**DESCRIPTION OF THE TASK**
Provide only the number of lines in the data below that contain the string "Herrn".

**DATA SHOWN**
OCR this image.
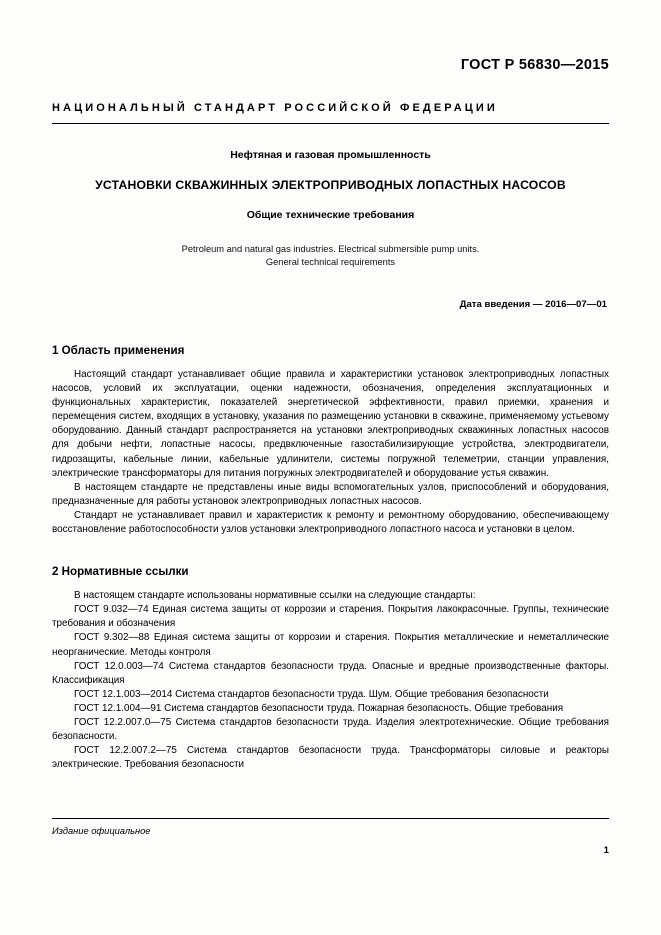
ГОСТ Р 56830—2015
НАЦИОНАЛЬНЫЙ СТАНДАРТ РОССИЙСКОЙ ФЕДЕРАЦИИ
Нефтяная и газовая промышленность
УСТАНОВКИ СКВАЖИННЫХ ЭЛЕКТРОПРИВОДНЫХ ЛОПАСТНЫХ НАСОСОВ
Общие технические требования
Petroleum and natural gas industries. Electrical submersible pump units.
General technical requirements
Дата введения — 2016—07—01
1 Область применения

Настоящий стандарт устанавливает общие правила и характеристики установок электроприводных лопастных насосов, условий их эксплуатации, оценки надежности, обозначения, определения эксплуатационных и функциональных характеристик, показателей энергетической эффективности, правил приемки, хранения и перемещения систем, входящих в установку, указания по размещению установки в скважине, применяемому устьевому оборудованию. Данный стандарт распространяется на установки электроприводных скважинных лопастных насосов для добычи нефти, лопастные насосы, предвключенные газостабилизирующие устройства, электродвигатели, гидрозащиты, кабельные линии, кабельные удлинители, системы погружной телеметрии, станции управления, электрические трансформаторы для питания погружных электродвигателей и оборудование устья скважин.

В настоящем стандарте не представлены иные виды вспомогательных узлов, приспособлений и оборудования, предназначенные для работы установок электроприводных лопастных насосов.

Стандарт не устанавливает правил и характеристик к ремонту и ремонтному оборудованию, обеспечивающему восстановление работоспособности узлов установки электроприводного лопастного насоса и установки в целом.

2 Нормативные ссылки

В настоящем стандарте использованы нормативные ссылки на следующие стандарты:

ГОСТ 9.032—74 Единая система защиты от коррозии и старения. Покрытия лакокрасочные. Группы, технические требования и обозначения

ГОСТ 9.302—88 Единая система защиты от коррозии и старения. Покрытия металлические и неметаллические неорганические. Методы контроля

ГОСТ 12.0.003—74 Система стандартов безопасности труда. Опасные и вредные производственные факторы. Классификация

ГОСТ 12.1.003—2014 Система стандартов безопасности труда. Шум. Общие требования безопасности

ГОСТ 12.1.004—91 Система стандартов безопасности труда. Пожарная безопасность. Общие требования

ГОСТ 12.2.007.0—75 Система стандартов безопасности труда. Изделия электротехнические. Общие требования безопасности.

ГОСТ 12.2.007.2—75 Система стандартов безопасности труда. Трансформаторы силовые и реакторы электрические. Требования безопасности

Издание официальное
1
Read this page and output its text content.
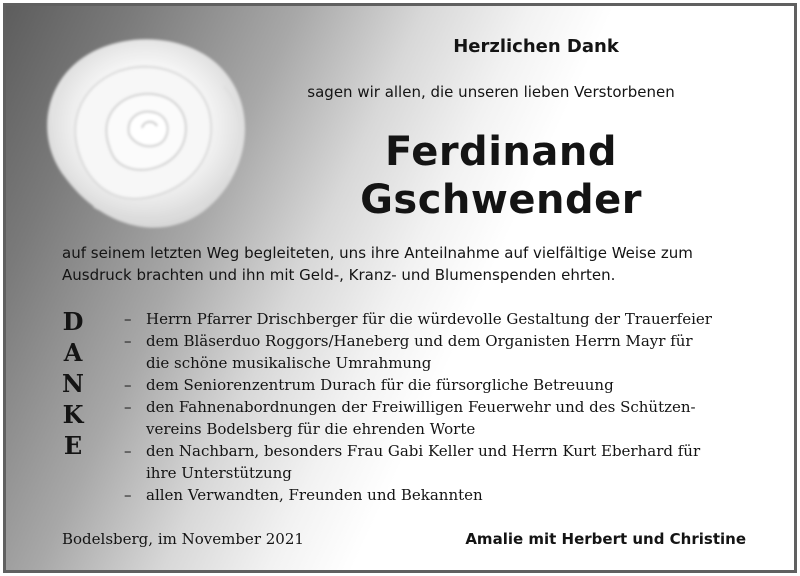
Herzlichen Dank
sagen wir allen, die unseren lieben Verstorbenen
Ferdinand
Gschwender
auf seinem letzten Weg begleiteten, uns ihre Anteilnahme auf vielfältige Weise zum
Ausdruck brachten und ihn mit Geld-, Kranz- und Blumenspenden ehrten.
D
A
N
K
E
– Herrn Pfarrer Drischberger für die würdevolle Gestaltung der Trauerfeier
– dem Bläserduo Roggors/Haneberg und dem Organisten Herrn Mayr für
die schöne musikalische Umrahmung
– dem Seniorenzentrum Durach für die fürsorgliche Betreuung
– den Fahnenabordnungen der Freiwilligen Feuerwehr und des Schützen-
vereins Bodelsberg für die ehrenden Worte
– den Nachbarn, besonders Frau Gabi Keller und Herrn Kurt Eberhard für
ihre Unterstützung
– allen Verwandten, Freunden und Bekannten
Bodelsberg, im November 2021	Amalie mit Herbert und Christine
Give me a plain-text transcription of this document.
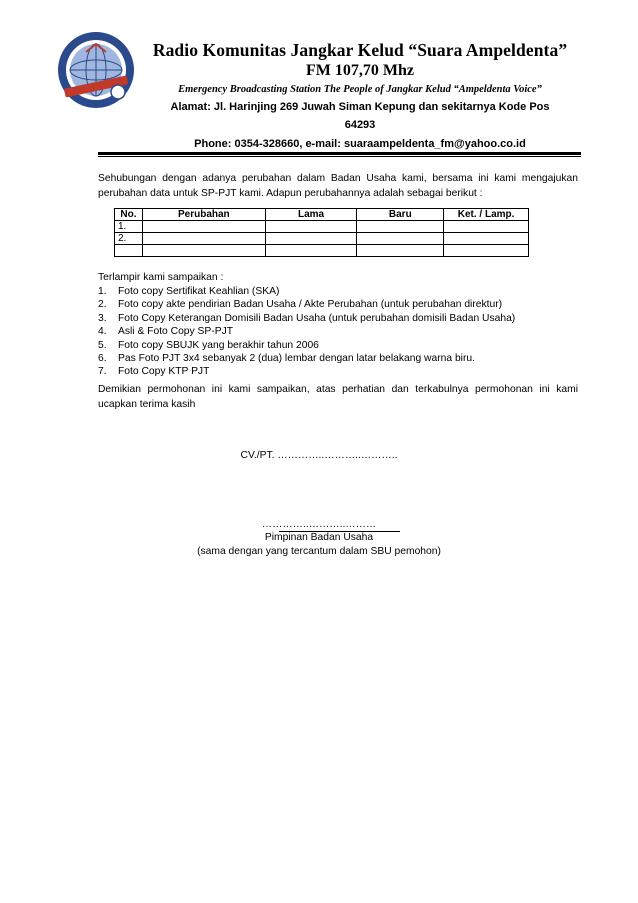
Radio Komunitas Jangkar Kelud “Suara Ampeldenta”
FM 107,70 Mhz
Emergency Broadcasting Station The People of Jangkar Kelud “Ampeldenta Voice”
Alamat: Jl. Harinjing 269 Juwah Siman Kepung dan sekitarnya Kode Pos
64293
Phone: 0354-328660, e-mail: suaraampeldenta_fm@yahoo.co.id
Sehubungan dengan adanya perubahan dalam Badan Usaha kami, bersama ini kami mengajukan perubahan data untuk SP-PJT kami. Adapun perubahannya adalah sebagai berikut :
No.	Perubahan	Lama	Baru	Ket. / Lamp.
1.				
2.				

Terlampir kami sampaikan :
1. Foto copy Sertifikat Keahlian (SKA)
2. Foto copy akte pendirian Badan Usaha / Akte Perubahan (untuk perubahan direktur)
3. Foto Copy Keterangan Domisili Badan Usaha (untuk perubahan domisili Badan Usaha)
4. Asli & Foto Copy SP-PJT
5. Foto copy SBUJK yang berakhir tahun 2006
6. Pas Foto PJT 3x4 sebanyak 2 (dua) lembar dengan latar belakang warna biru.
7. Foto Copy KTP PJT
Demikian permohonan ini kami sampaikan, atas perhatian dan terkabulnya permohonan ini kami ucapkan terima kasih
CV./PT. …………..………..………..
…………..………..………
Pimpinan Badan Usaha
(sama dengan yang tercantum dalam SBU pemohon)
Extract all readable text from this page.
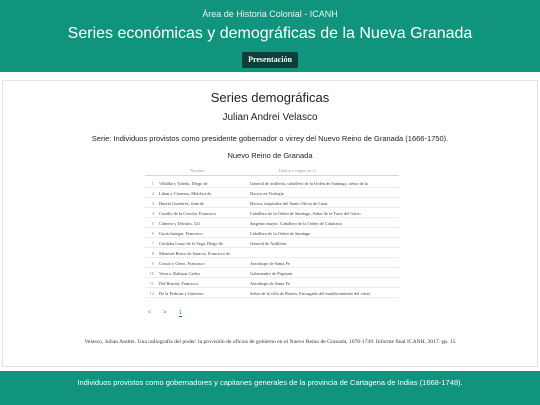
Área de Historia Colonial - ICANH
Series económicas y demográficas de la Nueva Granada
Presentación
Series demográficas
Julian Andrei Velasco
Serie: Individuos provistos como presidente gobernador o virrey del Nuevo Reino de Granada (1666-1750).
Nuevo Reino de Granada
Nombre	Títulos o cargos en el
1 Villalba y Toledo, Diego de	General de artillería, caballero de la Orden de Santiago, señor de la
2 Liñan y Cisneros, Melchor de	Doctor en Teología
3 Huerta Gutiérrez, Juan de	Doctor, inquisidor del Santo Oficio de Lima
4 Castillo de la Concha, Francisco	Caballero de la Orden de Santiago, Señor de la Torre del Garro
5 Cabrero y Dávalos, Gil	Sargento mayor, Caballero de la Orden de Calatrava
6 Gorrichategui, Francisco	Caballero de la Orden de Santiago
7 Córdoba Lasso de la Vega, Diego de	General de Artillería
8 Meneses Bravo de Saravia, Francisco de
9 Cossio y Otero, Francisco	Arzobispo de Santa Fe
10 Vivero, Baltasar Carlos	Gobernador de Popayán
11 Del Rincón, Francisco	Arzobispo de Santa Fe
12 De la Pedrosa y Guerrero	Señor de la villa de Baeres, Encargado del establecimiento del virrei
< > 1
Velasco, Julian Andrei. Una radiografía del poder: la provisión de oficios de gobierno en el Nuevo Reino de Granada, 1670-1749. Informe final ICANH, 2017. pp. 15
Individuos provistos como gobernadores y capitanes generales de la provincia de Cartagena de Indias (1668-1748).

**WORKED ANSWER**
3